■ **What the task requires**: Change "pixel coordinates" to "coordinates in pixels" in every one of these items, and leave the rest of each item as it is.

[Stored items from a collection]
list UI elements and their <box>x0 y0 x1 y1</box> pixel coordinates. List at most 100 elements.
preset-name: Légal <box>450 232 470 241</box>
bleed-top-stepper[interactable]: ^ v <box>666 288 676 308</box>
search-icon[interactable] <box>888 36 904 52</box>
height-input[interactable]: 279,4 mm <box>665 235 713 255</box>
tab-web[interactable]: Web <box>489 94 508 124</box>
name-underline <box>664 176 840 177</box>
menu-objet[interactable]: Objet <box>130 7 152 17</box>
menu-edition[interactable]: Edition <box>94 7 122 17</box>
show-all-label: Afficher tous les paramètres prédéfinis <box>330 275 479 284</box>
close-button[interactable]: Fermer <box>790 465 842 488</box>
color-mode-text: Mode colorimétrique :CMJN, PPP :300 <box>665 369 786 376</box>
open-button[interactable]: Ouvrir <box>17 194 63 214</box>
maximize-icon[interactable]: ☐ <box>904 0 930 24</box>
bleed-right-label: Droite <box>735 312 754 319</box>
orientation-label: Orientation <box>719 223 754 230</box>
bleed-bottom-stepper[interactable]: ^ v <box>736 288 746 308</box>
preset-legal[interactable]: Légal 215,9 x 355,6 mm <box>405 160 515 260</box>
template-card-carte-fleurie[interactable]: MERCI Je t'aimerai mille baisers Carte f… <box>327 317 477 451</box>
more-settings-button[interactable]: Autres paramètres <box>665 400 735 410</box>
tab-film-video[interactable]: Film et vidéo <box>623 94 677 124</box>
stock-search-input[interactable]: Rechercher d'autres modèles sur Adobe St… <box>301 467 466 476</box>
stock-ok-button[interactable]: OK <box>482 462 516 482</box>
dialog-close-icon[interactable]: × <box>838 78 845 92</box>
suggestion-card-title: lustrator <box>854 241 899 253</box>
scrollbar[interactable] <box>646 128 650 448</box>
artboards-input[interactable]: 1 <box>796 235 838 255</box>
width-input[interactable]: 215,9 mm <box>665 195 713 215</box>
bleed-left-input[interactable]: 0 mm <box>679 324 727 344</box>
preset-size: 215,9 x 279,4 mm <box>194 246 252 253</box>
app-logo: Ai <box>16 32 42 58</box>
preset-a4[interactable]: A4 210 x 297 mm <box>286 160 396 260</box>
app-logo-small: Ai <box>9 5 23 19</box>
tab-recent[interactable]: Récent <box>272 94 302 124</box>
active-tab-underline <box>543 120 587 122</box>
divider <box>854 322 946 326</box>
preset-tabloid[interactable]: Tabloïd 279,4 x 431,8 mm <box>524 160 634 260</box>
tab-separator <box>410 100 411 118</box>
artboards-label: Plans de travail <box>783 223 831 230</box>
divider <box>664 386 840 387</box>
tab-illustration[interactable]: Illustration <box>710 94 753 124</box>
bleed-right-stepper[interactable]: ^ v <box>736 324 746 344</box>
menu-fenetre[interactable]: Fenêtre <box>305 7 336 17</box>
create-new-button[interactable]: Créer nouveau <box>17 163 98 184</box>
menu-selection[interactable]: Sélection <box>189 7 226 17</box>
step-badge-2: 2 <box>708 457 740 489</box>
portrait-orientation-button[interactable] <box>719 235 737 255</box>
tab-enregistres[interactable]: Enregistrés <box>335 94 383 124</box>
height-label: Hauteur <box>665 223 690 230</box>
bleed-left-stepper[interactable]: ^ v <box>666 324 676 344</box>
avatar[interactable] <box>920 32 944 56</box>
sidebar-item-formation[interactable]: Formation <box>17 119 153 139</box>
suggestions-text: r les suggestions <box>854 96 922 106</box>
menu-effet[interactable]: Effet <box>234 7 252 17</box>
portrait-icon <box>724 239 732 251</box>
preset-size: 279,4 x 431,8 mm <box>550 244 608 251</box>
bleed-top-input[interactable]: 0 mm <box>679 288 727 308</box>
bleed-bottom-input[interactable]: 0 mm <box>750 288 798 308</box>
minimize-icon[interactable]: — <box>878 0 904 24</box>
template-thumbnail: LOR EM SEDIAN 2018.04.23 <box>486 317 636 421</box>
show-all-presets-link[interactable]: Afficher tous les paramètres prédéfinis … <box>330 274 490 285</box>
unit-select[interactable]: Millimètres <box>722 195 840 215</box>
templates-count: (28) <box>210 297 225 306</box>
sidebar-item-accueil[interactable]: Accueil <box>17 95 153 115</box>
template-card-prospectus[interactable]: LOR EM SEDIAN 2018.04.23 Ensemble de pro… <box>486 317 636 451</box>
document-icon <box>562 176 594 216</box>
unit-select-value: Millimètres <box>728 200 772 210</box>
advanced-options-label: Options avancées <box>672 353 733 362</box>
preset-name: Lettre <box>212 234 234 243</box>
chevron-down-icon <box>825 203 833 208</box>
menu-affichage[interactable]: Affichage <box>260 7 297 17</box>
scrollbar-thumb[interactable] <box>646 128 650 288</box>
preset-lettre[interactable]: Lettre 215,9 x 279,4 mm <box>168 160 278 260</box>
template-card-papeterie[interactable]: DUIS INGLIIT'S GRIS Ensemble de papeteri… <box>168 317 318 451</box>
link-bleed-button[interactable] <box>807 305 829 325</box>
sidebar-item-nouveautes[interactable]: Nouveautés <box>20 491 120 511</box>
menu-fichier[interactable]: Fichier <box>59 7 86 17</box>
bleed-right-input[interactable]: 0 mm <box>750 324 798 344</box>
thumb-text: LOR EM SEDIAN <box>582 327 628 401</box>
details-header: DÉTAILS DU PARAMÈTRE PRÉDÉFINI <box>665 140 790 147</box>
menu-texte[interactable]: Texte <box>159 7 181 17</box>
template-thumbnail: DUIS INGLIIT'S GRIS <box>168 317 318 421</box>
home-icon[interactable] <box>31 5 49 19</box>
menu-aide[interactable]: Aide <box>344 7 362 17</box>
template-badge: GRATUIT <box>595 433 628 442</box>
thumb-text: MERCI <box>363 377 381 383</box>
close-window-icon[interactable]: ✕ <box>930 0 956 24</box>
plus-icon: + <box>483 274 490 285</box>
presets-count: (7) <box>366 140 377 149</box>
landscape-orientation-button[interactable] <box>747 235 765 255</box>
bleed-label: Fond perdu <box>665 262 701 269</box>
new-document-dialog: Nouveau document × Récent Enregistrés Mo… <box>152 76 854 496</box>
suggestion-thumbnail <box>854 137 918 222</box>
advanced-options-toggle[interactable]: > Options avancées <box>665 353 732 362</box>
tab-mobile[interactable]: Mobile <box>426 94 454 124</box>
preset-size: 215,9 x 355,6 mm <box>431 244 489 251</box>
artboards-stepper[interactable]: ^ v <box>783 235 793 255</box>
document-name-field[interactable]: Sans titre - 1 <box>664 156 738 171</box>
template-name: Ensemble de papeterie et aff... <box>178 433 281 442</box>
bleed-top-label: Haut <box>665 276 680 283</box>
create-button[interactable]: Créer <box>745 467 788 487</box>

■ **Task solution**:
list UI elements and their <box>x0 y0 x1 y1</box> coordinates in pixels. List at most 100 elements.
preset-name: Légal <box>450 232 470 241</box>
bleed-top-stepper[interactable]: ^ v <box>666 288 676 308</box>
search-icon[interactable] <box>888 36 904 52</box>
height-input[interactable]: 279,4 mm <box>665 235 713 255</box>
tab-web[interactable]: Web <box>489 94 508 124</box>
name-underline <box>664 176 840 177</box>
menu-objet[interactable]: Objet <box>130 7 152 17</box>
menu-edition[interactable]: Edition <box>94 7 122 17</box>
show-all-label: Afficher tous les paramètres prédéfinis <box>330 275 479 284</box>
close-button[interactable]: Fermer <box>790 465 842 488</box>
color-mode-text: Mode colorimétrique :CMJN, PPP :300 <box>665 369 786 376</box>
open-button[interactable]: Ouvrir <box>17 194 63 214</box>
maximize-icon[interactable]: ☐ <box>904 0 930 24</box>
bleed-right-label: Droite <box>735 312 754 319</box>
orientation-label: Orientation <box>719 223 754 230</box>
bleed-bottom-stepper[interactable]: ^ v <box>736 288 746 308</box>
preset-legal[interactable]: Légal 215,9 x 355,6 mm <box>405 160 515 260</box>
template-card-carte-fleurie[interactable]: MERCI Je t'aimerai mille baisers Carte f… <box>327 317 477 451</box>
more-settings-button[interactable]: Autres paramètres <box>665 400 735 410</box>
tab-film-video[interactable]: Film et vidéo <box>623 94 677 124</box>
stock-search-input[interactable]: Rechercher d'autres modèles sur Adobe St… <box>301 467 466 476</box>
stock-ok-button[interactable]: OK <box>482 462 516 482</box>
dialog-close-icon[interactable]: × <box>838 78 845 92</box>
suggestion-card-title: lustrator <box>854 241 899 253</box>
scrollbar[interactable] <box>646 128 650 448</box>
artboards-input[interactable]: 1 <box>796 235 838 255</box>
width-input[interactable]: 215,9 mm <box>665 195 713 215</box>
bleed-left-input[interactable]: 0 mm <box>679 324 727 344</box>
preset-size: 215,9 x 279,4 mm <box>194 246 252 253</box>
app-logo: Ai <box>16 32 42 58</box>
preset-a4[interactable]: A4 210 x 297 mm <box>286 160 396 260</box>
app-logo-small: Ai <box>9 5 23 19</box>
tab-recent[interactable]: Récent <box>272 94 302 124</box>
active-tab-underline <box>543 120 587 122</box>
divider <box>854 322 946 326</box>
preset-tabloid[interactable]: Tabloïd 279,4 x 431,8 mm <box>524 160 634 260</box>
tab-separator <box>410 100 411 118</box>
artboards-label: Plans de travail <box>783 223 831 230</box>
divider <box>664 386 840 387</box>
tab-illustration[interactable]: Illustration <box>710 94 753 124</box>
bleed-right-stepper[interactable]: ^ v <box>736 324 746 344</box>
menu-fenetre[interactable]: Fenêtre <box>305 7 336 17</box>
create-new-button[interactable]: Créer nouveau <box>17 163 98 184</box>
menu-selection[interactable]: Sélection <box>189 7 226 17</box>
step-badge-2: 2 <box>708 457 740 489</box>
portrait-orientation-button[interactable] <box>719 235 737 255</box>
tab-enregistres[interactable]: Enregistrés <box>335 94 383 124</box>
height-label: Hauteur <box>665 223 690 230</box>
bleed-left-stepper[interactable]: ^ v <box>666 324 676 344</box>
avatar[interactable] <box>920 32 944 56</box>
sidebar-item-formation[interactable]: Formation <box>17 119 153 139</box>
suggestions-text: r les suggestions <box>854 96 922 106</box>
menu-effet[interactable]: Effet <box>234 7 252 17</box>
portrait-icon <box>724 239 732 251</box>
preset-size: 279,4 x 431,8 mm <box>550 244 608 251</box>
bleed-top-input[interactable]: 0 mm <box>679 288 727 308</box>
bleed-bottom-input[interactable]: 0 mm <box>750 288 798 308</box>
minimize-icon[interactable]: — <box>878 0 904 24</box>
template-thumbnail: LOR EM SEDIAN 2018.04.23 <box>486 317 636 421</box>
show-all-presets-link[interactable]: Afficher tous les paramètres prédéfinis … <box>330 274 490 285</box>
unit-select[interactable]: Millimètres <box>722 195 840 215</box>
templates-count: (28) <box>210 297 225 306</box>
sidebar-item-accueil[interactable]: Accueil <box>17 95 153 115</box>
template-card-prospectus[interactable]: LOR EM SEDIAN 2018.04.23 Ensemble de pro… <box>486 317 636 451</box>
document-icon <box>562 176 594 216</box>
unit-select-value: Millimètres <box>728 200 772 210</box>
advanced-options-label: Options avancées <box>672 353 733 362</box>
preset-name: Lettre <box>212 234 234 243</box>
chevron-down-icon <box>825 203 833 208</box>
menu-affichage[interactable]: Affichage <box>260 7 297 17</box>
scrollbar-thumb[interactable] <box>646 128 650 288</box>
preset-lettre[interactable]: Lettre 215,9 x 279,4 mm <box>168 160 278 260</box>
template-card-papeterie[interactable]: DUIS INGLIIT'S GRIS Ensemble de papeteri… <box>168 317 318 451</box>
link-bleed-button[interactable] <box>807 305 829 325</box>
sidebar-item-nouveautes[interactable]: Nouveautés <box>20 491 120 511</box>
menu-fichier[interactable]: Fichier <box>59 7 86 17</box>
bleed-right-input[interactable]: 0 mm <box>750 324 798 344</box>
thumb-text: LOR EM SEDIAN <box>582 327 628 401</box>
details-header: DÉTAILS DU PARAMÈTRE PRÉDÉFINI <box>665 140 790 147</box>
menu-texte[interactable]: Texte <box>159 7 181 17</box>
template-thumbnail: DUIS INGLIIT'S GRIS <box>168 317 318 421</box>
home-icon[interactable] <box>31 5 49 19</box>
menu-aide[interactable]: Aide <box>344 7 362 17</box>
template-badge: GRATUIT <box>595 433 628 442</box>
thumb-text: MERCI <box>363 377 381 383</box>
close-window-icon[interactable]: ✕ <box>930 0 956 24</box>
plus-icon: + <box>483 274 490 285</box>
presets-count: (7) <box>366 140 377 149</box>
landscape-orientation-button[interactable] <box>747 235 765 255</box>
bleed-label: Fond perdu <box>665 262 701 269</box>
new-document-dialog: Nouveau document × Récent Enregistrés Mo… <box>152 76 854 496</box>
suggestion-thumbnail <box>854 137 918 222</box>
advanced-options-toggle[interactable]: > Options avancées <box>665 353 732 362</box>
tab-mobile[interactable]: Mobile <box>426 94 454 124</box>
preset-size: 215,9 x 355,6 mm <box>431 244 489 251</box>
artboards-stepper[interactable]: ^ v <box>783 235 793 255</box>
document-name-field[interactable]: Sans titre - 1 <box>664 156 738 171</box>
template-name: Ensemble de papeterie et aff... <box>178 433 281 442</box>
bleed-top-label: Haut <box>665 276 680 283</box>
create-button[interactable]: Créer <box>745 467 788 487</box>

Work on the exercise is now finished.